- **Work request**:
Lines holding the string "METS" in the listing below are to be copied.
====================
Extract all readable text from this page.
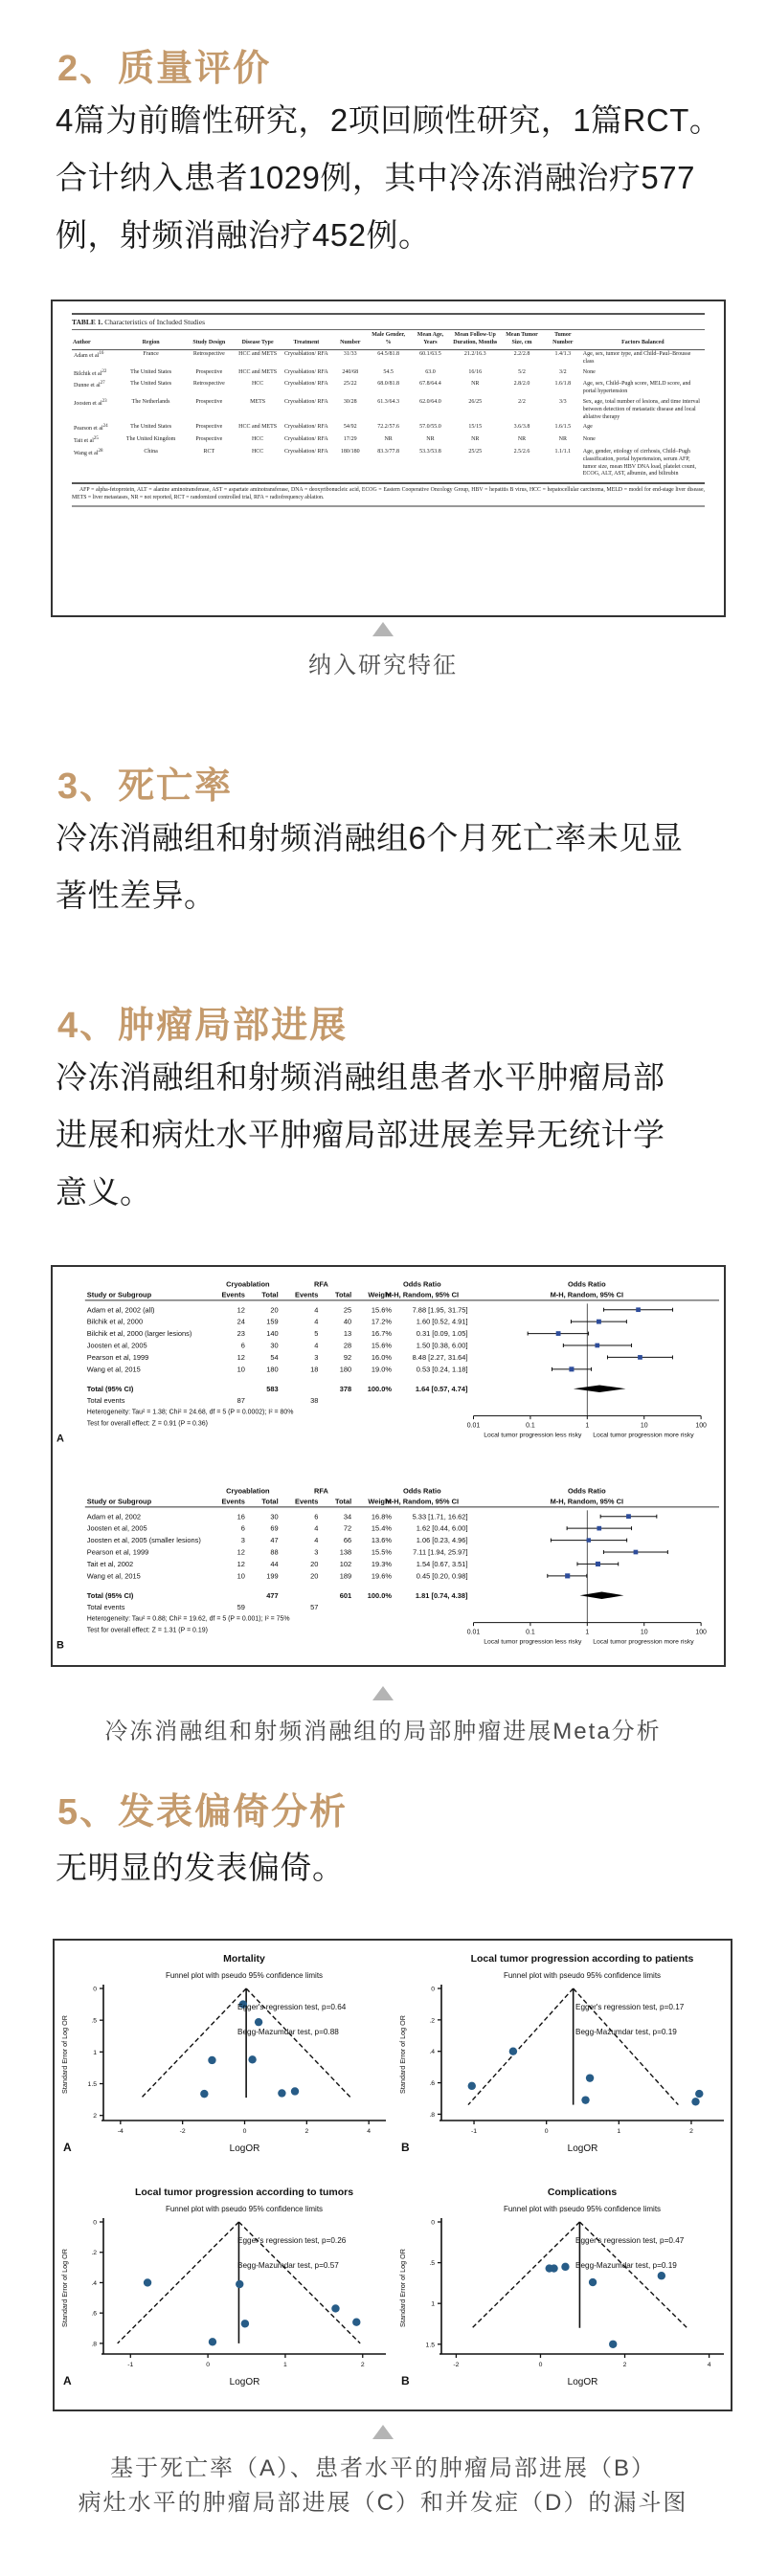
2、质量评价
4篇为前瞻性研究，2项回顾性研究，1篇RCT。
合计纳入患者1029例，其中冷冻消融治疗577
例，射频消融治疗452例。
TABLE 1. Characteristics of Included Studies
Author	Region	Study Design	Disease Type	Treatment	Number	Male Gender, %	Mean Age, Years	Mean Follow-Up Duration, Months	Mean Tumor Size, cm	Tumor Number	Factors Balanced
Adam et $al^{16}$	France	Retrospective	HCC and METS	Cryoablation/ RFA	31/33	64.5/81.8	60.1/63.5	21.2/16.3	2.2/2.8	1.4/1.3	Age, sex, tumor type, and Child–Paul–Brousse class
Bilchik et $al^{22}$	The United States	Prospective	HCC and METS	Cryoablation/ RFA	240/68	54.5	63.0	16/16	5/2	3/2	None
Dunne et $al^{27}$	The United States	Retrospective	HCC	Cryoablation/ RFA	25/22	68.0/81.8	67.8/64.4	NR	2.8/2.0	1.6/1.8	Age, sex, Child–Pugh score, MELD score, and portal hypertension
Joosten et $al^{23}$	The Netherlands	Prospective	METS	Cryoablation/ RFA	30/28	61.3/64.3	62.0/64.0	26/25	2/2	3/3	Sex, age, total number of lesions, and time interval between detection of metastatic disease and local ablative therapy
Pearson et $al^{24}$	The United States	Prospective	HCC and METS	Cryoablation/ RFA	54/92	72.2/57.6	57.0/55.0	15/15	3.6/3.8	1.6/1.5	Age
Tait et $al^{25}$	The United Kingdom	Prospective	HCC	Cryoablation/ RFA	17/29	NR	NR	NR	NR	NR	None
Wang et $al^{28}$	China	RCT	HCC	Cryoablation/ RFA	180/180	83.3/77.8	53.3/53.8	25/25	2.5/2.6	1.1/1.1	Age, gender, etiology of cirrhosis, Child–Pugh classification, portal hypertension, serum AFP, tumor size, mean HBV DNA load, platelet count, ECOG, ALT, AST, albumin, and bilirubin
AFP = alpha-fetoprotein, ALT = alanine aminotransferase, AST = aspartate aminotransferase, DNA = deoxyribonucleic acid, ECOG = Eastern Cooperative Oncology Group, HBV = hepatitis B virus, HCC = hepatocellular carcinoma, MELD = model for end-stage liver disease, METS = liver metastases, NR = not reported, RCT = randomized controlled trial, RFA = radiofrequency ablation.
纳入研究特征
3、死亡率
冷冻消融组和射频消融组6个月死亡率未见显
著性差异。
4、肿瘤局部进展
冷冻消融组和射频消融组患者水平肿瘤局部
进展和病灶水平肿瘤局部进展差异无统计学
意义。
Cryoablation	RFA	Odds Ratio	Odds Ratio
Study or Subgroup	Events Total Events Total Weight
M-H, Random, 95% CI	M-H, Random, 95% CI
Adam et al, 2002 (all)	12	20	4	25	15.6%	7.88 [1.95, 31.75]
Bilchik et al, 2000	24	159	4	40	17.2%	1.60 [0.52, 4.91]
Bilchik et al, 2000 (larger lesions)	23	140	5	13	16.7%	0.31 [0.09, 1.05]
Joosten et al, 2005	6	30	4	28	15.6%	1.50 [0.38, 6.00]
Pearson et al, 1999	12	54	3	92	16.0%	8.48 [2.27, 31.64]
Wang et al, 2015	10	180	18	180	19.0%	0.53 [0.24, 1.18]
Total (95% CI)	583	378 100.0%	1.64 [0.57, 4.74]
Total events	87	38
Heterogeneity: Tau² = 1.38; Chi² = 24.68, df = 5 (P = 0.0002); I² = 80%
Test for overall effect: Z = 0.91 (P = 0.36)	0.01	0.1	1	10	100
Local tumor progression less risky Local tumor progression more risky
A
Cryoablation	RFA	Odds Ratio	Odds Ratio
Study or Subgroup	Events Total Events Total Weight
M-H, Random, 95% CI	M-H, Random, 95% CI
Adam et al, 2002	16	30	6	34	16.8%	5.33 [1.71, 16.62]
Joosten et al, 2005	6	69	4	72	15.4%	1.62 [0.44, 6.00]
Joosten et al, 2005 (smaller lesions)	3	47	4	66	13.6%	1.06 [0.23, 4.96]
Pearson et al, 1999	12	88	3	138	15.5%	7.11 [1.94, 25.97]
Tait et al, 2002	12	44	20	102	19.3%	1.54 [0.67, 3.51]
Wang et al, 2015	10	199	20	189	19.6%	0.45 [0.20, 0.98]
Total (95% CI)	477	601 100.0%	1.81 [0.74, 4.38]
Total events	59	57
Heterogeneity: Tau² = 0.88; Chi² = 19.62, df = 5 (P = 0.001); I² = 75%
Test for overall effect: Z = 1.31 (P = 0.19)	0.01	0.1	1	10	100
Local tumor progression less risky Local tumor progression more risky
B
冷冻消融组和射频消融组的局部肿瘤进展Meta分析
5、发表偏倚分析
无明显的发表偏倚。
Mortality
Funnel plot with pseudo 95% confidence limits
0
.5
1
1.5
2
-4	-2	0	2	4
Egger's regression test, p=0.64
Begg-Mazumdar test, p=0.88
Standard Error of Log OR
LogOR
A
Local tumor progression according to patients
Funnel plot with pseudo 95% confidence limits
0
.2
.4
.6
.8
-1	0	1	2
Egger's regression test, p=0.17
Begg-Mazumdar test, p=0.19
Standard Error of Log OR
LogOR
B
Local tumor progression according to tumors
Funnel plot with pseudo 95% confidence limits
0
.2
.4
.6
.8
-1	0	1	2
Egger's regression test, p=0.26
Begg-Mazumdar test, p=0.57
Standard Error of Log OR
LogOR
A
Complications
Funnel plot with pseudo 95% confidence limits
0
.5
1
1.5
-2	0	2	4
Egger's regression test, p=0.47
Begg-Mazumdar test, p=0.19
Standard Error of Log OR
LogOR
B
基于死亡率（A）、患者水平的肿瘤局部进展（B）
病灶水平的肿瘤局部进展（C）和并发症（D）的漏斗图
====================
- **Written answer**:
Adam et $al^{16}$	France	Retrospective	HCC and METS	Cryoablation/ RFA	31/33	64.5/81.8	60.1/63.5	21.2/16.3	2.2/2.8	1.4/1.3	Age, sex, tumor type, and Child–Paul–Brousse class
Bilchik et $al^{22}$	The United States	Prospective	HCC and METS	Cryoablation/ RFA	240/68	54.5	63.0	16/16	5/2	3/2	None
Joosten et $al^{23}$	The Netherlands	Prospective	METS	Cryoablation/ RFA	30/28	61.3/64.3	62.0/64.0	26/25	2/2	3/3	Sex, age, total number of lesions, and time interval between detection of metastatic disease and local ablative therapy
Pearson et $al^{24}$	The United States	Prospective	HCC and METS	Cryoablation/ RFA	54/92	72.2/57.6	57.0/55.0	15/15	3.6/3.8	1.6/1.5	Age
AFP = alpha-fetoprotein, ALT = alanine aminotransferase, AST = aspartate aminotransferase, DNA = deoxyribonucleic acid, ECOG = Eastern Cooperative Oncology Group, HBV = hepatitis B virus, HCC = hepatocellular carcinoma, MELD = model for end-stage liver disease, METS = liver metastases, NR = not reported, RCT = randomized controlled trial, RFA = radiofrequency ablation.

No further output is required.